Work required: Can you print every record below exactly as written?

=== Excerpted records ===

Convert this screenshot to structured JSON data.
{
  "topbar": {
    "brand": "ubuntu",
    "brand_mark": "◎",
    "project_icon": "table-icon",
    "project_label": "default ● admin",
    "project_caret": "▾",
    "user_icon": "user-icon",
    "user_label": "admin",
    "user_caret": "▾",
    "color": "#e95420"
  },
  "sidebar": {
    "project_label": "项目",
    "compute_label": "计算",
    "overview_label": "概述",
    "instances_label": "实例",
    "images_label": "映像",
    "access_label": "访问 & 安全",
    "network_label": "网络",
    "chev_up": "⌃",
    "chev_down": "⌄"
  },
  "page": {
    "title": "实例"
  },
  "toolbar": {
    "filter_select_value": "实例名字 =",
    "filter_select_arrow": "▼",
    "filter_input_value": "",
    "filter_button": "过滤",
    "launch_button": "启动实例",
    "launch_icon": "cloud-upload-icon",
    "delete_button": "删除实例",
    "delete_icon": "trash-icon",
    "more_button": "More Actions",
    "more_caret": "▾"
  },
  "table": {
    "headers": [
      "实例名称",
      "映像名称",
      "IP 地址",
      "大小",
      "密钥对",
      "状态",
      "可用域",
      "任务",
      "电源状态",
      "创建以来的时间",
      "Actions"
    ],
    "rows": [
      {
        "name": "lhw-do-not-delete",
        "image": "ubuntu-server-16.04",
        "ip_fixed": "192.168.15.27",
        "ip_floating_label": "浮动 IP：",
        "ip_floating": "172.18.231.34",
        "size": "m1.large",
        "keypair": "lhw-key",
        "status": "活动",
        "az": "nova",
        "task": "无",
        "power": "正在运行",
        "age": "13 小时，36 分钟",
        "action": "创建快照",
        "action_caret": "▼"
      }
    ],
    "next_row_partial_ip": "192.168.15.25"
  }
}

===

Solution for this task:
Convert this screenshot to structured JSON data.
{
  "topbar": {
    "brand": "ubuntu",
    "brand_mark": "◎",
    "project_icon": "table-icon",
    "project_label": "default ● admin",
    "project_caret": "▾",
    "user_icon": "user-icon",
    "user_label": "admin",
    "user_caret": "▾",
    "color": "#e95420"
  },
  "sidebar": {
    "project_label": "项目",
    "compute_label": "计算",
    "overview_label": "概述",
    "instances_label": "实例",
    "images_label": "映像",
    "access_label": "访问 & 安全",
    "network_label": "网络",
    "chev_up": "⌃",
    "chev_down": "⌄"
  },
  "page": {
    "title": "实例"
  },
  "toolbar": {
    "filter_select_value": "实例名字 =",
    "filter_select_arrow": "▼",
    "filter_input_value": "",
    "filter_button": "过滤",
    "launch_button": "启动实例",
    "launch_icon": "cloud-upload-icon",
    "delete_button": "删除实例",
    "delete_icon": "trash-icon",
    "more_button": "More Actions",
    "more_caret": "▾"
  },
  "table": {
    "headers": [
      "实例名称",
      "映像名称",
      "IP 地址",
      "大小",
      "密钥对",
      "状态",
      "可用域",
      "任务",
      "电源状态",
      "创建以来的时间",
      "Actions"
    ],
    "rows": [
      {
        "name": "lhw-do-not-delete",
        "image": "ubuntu-server-16.04",
        "ip_fixed": "192.168.15.27",
        "ip_floating_label": "浮动 IP：",
        "ip_floating": "172.18.231.34",
        "size": "m1.large",
        "keypair": "lhw-key",
        "status": "活动",
        "az": "nova",
        "task": "无",
        "power": "正在运行",
        "age": "13 小时，36 分钟",
        "action": "创建快照",
        "action_caret": "▼"
      }
    ],
    "next_row_partial_ip": "192.168.15.25"
  }
}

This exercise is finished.